(Stored records)
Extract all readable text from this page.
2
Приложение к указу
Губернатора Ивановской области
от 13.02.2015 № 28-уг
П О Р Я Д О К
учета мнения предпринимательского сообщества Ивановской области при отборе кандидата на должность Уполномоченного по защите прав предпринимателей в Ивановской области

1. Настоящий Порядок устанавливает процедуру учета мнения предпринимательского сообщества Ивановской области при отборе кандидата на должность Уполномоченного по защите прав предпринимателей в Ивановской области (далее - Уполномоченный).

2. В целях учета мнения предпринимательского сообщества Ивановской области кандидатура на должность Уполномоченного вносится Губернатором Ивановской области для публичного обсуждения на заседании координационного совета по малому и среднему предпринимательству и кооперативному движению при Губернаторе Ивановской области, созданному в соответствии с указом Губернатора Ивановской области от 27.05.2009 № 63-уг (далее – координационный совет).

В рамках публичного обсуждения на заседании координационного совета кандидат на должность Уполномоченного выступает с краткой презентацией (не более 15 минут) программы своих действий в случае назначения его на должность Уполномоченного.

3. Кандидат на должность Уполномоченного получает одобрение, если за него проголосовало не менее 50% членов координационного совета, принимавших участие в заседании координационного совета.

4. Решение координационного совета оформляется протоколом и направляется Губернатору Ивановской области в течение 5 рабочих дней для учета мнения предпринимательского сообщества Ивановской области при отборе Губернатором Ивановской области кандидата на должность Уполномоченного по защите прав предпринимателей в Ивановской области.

* * *

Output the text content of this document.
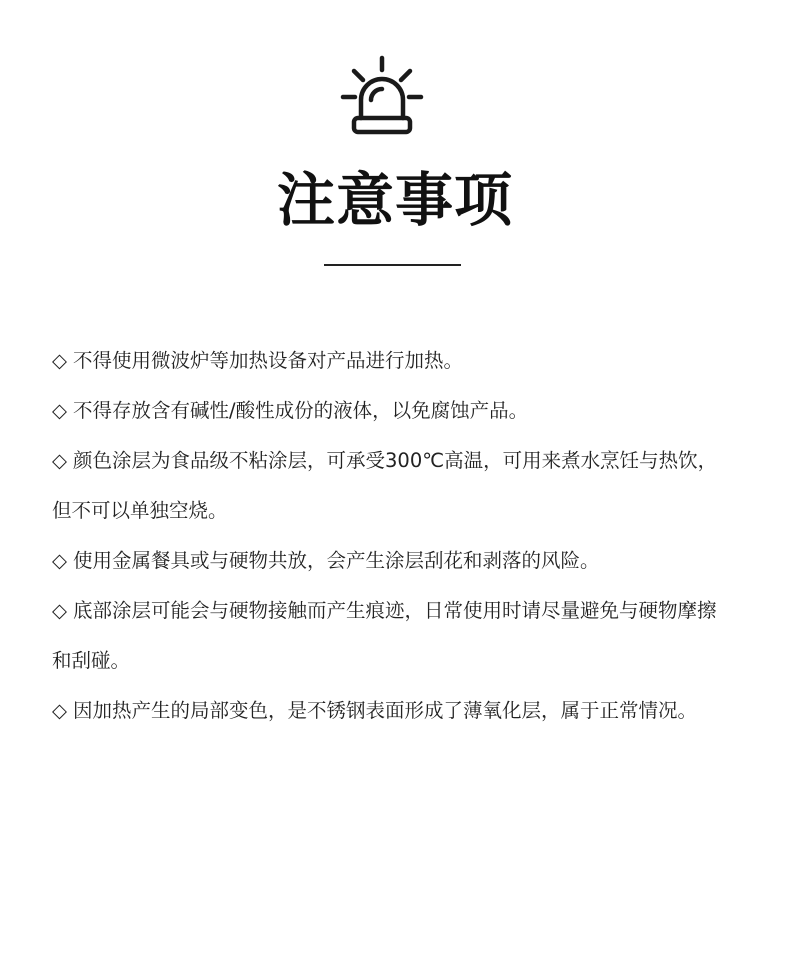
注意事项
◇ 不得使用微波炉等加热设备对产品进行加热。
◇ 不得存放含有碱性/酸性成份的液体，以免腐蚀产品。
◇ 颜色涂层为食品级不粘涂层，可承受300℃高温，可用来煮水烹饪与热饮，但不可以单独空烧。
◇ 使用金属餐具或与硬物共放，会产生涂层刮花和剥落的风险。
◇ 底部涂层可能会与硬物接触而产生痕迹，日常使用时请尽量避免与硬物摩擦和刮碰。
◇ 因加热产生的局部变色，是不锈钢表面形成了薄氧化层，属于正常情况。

__WHAT THE TASK REQUIRES__. Find every line above that contains the word "text", and return each one.

__OUTPUT__.
Extract all readable text from this page.
Output the text content of this document.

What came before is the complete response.